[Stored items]
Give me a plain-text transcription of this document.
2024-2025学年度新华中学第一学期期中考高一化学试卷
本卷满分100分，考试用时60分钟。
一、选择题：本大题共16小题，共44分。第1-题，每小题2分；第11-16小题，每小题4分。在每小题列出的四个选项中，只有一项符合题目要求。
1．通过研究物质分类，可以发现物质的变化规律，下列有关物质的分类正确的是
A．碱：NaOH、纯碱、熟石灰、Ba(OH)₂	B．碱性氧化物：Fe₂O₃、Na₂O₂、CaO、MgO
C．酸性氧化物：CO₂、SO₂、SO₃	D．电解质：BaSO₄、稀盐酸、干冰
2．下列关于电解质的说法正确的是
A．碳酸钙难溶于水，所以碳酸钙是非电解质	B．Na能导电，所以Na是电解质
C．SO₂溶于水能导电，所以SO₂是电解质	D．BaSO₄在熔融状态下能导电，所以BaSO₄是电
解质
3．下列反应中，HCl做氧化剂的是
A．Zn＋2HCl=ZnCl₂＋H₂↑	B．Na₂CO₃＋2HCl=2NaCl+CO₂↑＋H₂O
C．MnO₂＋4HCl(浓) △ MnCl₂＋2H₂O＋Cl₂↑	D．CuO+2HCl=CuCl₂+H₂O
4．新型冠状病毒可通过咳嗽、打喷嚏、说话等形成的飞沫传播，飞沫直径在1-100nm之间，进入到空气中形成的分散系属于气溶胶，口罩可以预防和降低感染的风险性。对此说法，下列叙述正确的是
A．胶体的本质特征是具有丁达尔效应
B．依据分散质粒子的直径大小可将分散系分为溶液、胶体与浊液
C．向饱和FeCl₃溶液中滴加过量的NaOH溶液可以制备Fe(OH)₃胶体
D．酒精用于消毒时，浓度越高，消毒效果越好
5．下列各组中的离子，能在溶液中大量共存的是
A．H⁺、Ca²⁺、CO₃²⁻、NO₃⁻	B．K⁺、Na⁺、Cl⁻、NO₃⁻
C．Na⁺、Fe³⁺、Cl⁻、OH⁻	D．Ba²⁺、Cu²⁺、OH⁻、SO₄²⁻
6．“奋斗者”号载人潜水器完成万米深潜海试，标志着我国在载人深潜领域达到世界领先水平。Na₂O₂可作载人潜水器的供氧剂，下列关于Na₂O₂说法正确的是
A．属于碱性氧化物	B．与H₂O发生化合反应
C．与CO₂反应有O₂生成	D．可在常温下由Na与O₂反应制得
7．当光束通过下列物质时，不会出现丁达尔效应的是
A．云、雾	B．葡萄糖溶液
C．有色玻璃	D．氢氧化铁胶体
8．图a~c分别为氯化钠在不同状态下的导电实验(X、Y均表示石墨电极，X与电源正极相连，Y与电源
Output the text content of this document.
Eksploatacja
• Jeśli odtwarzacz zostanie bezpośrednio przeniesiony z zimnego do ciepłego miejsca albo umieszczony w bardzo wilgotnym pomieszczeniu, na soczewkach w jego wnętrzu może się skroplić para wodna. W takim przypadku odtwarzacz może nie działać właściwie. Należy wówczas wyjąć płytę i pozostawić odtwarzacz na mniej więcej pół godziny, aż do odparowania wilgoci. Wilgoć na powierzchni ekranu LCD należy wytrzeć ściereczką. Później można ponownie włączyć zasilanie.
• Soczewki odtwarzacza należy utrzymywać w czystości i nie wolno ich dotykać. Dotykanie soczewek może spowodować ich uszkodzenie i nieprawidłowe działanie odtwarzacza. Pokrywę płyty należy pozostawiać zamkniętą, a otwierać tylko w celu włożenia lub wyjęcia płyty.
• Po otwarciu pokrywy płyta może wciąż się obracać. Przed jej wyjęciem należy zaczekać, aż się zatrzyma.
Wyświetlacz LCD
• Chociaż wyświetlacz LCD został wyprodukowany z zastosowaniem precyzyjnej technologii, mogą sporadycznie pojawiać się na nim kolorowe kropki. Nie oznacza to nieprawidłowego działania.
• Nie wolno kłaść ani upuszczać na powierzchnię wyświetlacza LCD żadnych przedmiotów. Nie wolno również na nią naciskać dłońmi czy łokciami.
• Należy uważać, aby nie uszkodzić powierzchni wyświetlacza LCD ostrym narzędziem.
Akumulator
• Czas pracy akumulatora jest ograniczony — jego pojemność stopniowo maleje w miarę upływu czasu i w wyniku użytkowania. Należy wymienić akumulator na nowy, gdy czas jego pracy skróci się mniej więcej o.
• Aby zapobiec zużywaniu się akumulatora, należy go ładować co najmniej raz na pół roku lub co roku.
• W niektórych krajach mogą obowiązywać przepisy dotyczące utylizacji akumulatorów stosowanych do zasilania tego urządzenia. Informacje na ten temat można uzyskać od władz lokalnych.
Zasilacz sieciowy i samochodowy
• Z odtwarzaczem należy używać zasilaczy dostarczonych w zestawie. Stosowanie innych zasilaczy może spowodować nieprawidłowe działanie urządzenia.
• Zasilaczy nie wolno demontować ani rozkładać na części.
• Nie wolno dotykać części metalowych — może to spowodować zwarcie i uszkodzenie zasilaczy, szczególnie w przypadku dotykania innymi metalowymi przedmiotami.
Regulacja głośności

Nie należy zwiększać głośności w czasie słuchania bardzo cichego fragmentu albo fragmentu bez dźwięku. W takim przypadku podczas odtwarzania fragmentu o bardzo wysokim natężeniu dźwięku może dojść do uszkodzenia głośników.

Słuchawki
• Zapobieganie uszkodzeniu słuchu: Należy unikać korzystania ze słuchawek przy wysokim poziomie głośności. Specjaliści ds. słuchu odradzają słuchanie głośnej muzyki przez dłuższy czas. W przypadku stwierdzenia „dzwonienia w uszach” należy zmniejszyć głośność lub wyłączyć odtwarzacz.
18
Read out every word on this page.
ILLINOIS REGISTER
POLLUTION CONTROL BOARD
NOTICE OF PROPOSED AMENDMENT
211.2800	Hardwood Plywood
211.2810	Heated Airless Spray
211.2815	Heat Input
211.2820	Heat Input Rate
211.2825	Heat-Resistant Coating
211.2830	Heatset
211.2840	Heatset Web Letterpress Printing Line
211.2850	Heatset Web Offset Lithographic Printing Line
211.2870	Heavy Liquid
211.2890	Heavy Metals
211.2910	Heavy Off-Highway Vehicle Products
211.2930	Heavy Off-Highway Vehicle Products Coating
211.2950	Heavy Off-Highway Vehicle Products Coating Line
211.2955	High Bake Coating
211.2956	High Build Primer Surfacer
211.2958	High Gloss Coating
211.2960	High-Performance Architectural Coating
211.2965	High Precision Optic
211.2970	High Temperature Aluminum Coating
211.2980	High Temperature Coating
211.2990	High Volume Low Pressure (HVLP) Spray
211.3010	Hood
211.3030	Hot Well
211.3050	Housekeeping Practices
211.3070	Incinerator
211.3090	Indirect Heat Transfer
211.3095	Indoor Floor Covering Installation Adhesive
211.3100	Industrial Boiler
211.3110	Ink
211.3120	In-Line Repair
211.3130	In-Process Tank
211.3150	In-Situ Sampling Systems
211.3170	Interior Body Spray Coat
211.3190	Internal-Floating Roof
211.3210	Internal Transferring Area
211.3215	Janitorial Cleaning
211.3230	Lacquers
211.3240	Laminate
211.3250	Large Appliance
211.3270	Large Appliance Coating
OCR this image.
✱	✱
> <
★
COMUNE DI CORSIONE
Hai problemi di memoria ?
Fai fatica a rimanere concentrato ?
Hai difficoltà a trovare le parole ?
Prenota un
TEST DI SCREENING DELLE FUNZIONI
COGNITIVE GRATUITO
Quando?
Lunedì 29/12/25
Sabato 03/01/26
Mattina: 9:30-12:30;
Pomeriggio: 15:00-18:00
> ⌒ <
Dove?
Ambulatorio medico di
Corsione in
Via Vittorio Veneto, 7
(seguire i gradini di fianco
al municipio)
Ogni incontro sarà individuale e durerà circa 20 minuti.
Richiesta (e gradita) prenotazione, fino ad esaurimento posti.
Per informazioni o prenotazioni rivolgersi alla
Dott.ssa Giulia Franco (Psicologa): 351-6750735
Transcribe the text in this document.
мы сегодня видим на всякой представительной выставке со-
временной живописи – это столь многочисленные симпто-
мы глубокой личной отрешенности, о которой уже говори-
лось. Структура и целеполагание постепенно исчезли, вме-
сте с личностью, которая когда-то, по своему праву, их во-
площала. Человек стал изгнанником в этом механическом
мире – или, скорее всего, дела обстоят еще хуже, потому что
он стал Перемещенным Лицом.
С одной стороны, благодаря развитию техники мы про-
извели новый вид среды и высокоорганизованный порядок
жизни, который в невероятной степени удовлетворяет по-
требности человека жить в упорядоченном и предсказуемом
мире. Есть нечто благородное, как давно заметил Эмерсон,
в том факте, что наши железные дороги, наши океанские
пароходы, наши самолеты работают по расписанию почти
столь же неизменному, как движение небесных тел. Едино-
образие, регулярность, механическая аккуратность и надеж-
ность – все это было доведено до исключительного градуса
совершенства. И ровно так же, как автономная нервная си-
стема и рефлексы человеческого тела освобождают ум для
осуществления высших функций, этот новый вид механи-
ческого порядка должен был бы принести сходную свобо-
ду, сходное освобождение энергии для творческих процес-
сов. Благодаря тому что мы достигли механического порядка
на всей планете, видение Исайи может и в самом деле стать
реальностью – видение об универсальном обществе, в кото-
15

What this task involves:
Count how many lines above contain the word "wysokim". Reply with the number alone.

Reply to the task:
2